◆ **GIVEN INSTRUCTION**
Copy out each line that has "JSON" in it.

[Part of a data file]
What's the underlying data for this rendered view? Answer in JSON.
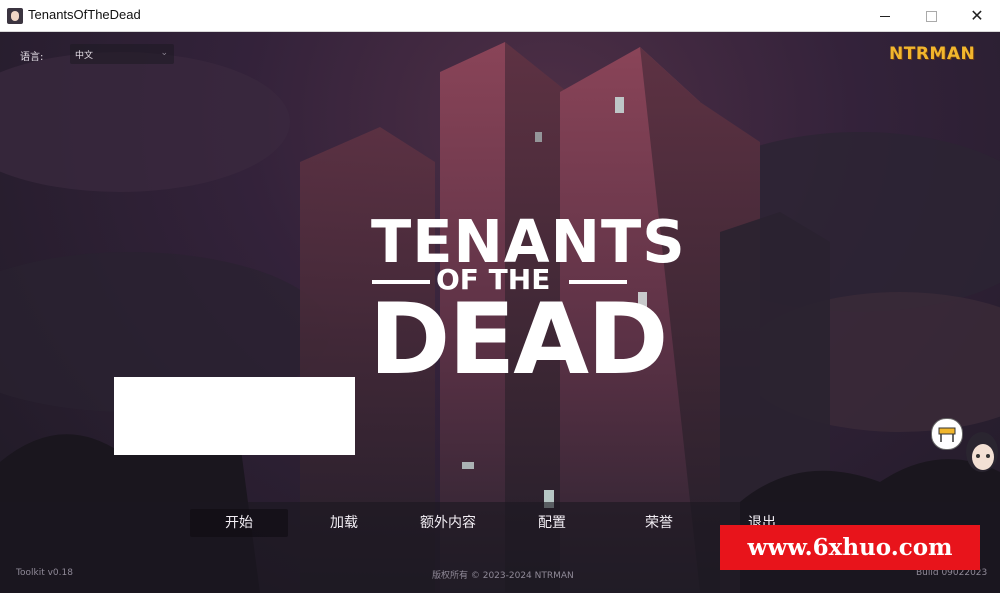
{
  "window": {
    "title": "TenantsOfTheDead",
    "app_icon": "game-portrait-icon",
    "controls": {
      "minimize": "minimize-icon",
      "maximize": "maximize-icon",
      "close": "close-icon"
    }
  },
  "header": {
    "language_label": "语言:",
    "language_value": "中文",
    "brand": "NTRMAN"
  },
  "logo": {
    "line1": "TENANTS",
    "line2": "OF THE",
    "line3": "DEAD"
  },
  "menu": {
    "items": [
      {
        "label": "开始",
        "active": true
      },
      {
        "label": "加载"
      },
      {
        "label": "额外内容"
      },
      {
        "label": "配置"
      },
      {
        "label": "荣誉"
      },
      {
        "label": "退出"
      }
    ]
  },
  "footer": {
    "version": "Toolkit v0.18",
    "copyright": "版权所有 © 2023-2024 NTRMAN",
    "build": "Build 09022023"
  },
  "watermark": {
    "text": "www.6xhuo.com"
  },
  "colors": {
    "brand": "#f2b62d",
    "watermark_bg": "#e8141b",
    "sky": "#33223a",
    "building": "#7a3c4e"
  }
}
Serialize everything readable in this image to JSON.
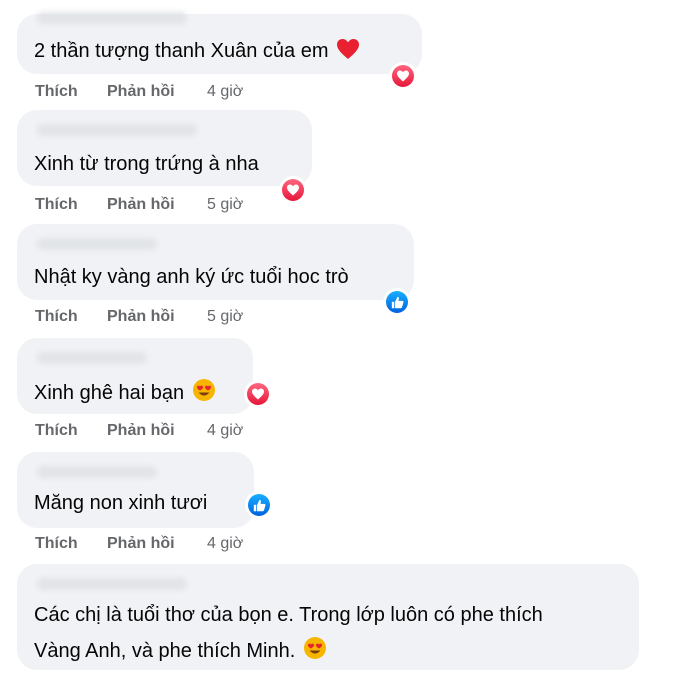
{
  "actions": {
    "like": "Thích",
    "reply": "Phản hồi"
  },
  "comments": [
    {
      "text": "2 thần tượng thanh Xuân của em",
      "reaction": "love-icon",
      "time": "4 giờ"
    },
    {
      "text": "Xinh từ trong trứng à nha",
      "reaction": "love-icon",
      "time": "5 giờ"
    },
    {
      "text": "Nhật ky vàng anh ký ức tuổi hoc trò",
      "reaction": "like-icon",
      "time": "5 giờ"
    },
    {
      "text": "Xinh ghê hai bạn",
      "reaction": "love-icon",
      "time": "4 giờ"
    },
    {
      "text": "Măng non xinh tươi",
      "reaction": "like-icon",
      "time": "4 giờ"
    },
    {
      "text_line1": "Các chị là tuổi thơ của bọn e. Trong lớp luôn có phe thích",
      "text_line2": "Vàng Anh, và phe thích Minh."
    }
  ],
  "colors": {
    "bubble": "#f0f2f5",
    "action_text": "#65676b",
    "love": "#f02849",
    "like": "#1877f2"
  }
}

* * *

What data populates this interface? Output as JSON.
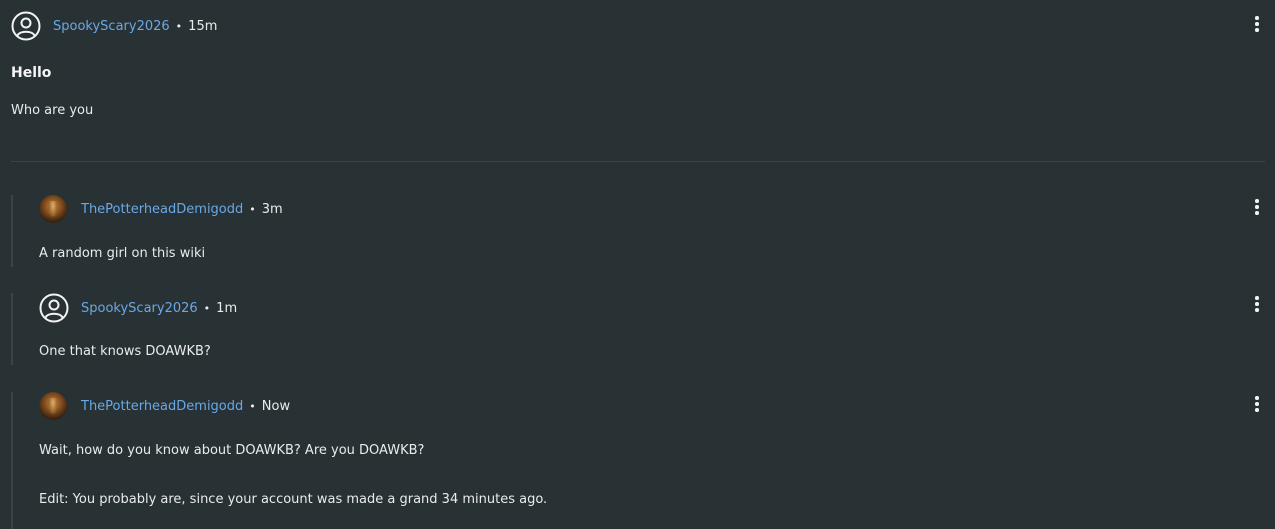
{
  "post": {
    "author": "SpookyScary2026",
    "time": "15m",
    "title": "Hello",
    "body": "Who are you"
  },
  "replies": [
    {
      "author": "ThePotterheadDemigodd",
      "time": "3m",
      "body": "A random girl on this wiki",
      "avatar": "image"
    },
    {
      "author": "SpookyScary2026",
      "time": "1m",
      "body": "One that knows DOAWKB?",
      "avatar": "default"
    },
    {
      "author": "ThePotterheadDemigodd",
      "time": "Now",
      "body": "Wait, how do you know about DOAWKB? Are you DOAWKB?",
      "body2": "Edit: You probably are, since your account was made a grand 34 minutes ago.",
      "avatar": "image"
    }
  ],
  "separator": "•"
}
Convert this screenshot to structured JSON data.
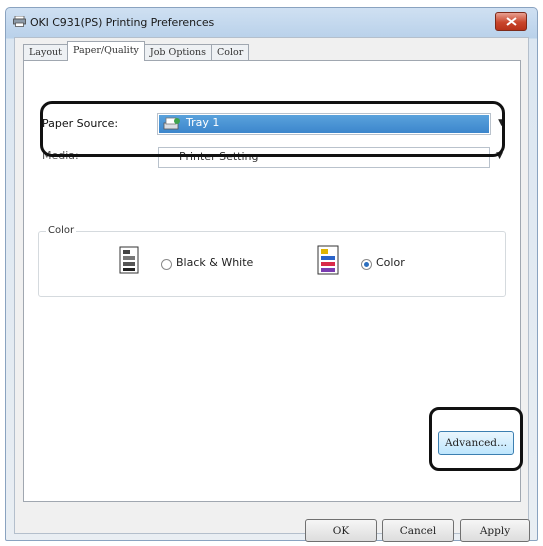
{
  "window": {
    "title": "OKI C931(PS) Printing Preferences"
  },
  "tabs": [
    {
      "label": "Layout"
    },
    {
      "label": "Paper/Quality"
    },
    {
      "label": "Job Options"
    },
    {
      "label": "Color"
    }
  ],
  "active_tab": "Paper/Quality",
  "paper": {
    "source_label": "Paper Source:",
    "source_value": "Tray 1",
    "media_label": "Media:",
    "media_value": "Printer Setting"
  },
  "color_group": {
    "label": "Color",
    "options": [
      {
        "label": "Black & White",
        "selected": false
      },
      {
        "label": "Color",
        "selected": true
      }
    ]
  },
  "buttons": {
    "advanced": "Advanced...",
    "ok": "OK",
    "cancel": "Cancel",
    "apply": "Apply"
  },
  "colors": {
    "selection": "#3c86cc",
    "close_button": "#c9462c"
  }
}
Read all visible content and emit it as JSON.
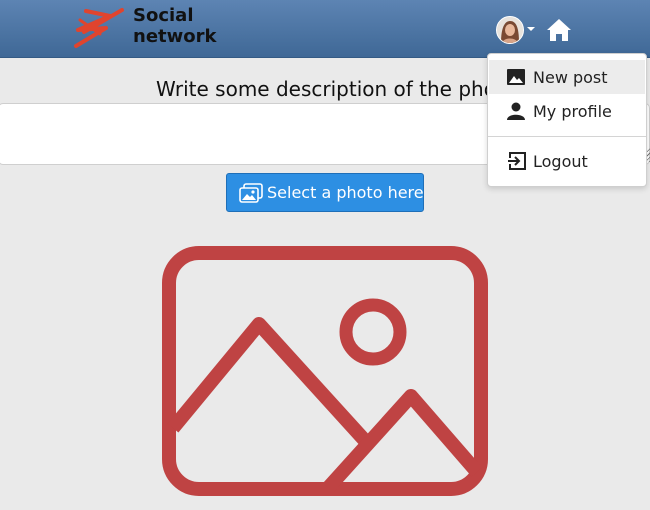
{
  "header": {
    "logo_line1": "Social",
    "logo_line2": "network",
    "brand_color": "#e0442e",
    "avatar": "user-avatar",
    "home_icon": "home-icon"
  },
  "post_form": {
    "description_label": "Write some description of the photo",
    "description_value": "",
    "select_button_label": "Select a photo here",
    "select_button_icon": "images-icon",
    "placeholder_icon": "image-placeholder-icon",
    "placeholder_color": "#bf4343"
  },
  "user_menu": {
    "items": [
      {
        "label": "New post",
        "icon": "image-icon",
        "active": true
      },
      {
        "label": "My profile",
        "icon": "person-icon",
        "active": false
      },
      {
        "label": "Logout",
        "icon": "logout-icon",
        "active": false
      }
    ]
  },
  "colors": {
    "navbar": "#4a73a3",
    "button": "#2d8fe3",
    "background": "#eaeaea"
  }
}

◆ **CORRECT RESULT**
What's the underlying data for this rendered view? Answer in JSON.
Serialize everything readable in this image to JSON.
What data populates this interface? Output as JSON.
Convert this screenshot to structured JSON data.
Read all visible content and emit it as JSON.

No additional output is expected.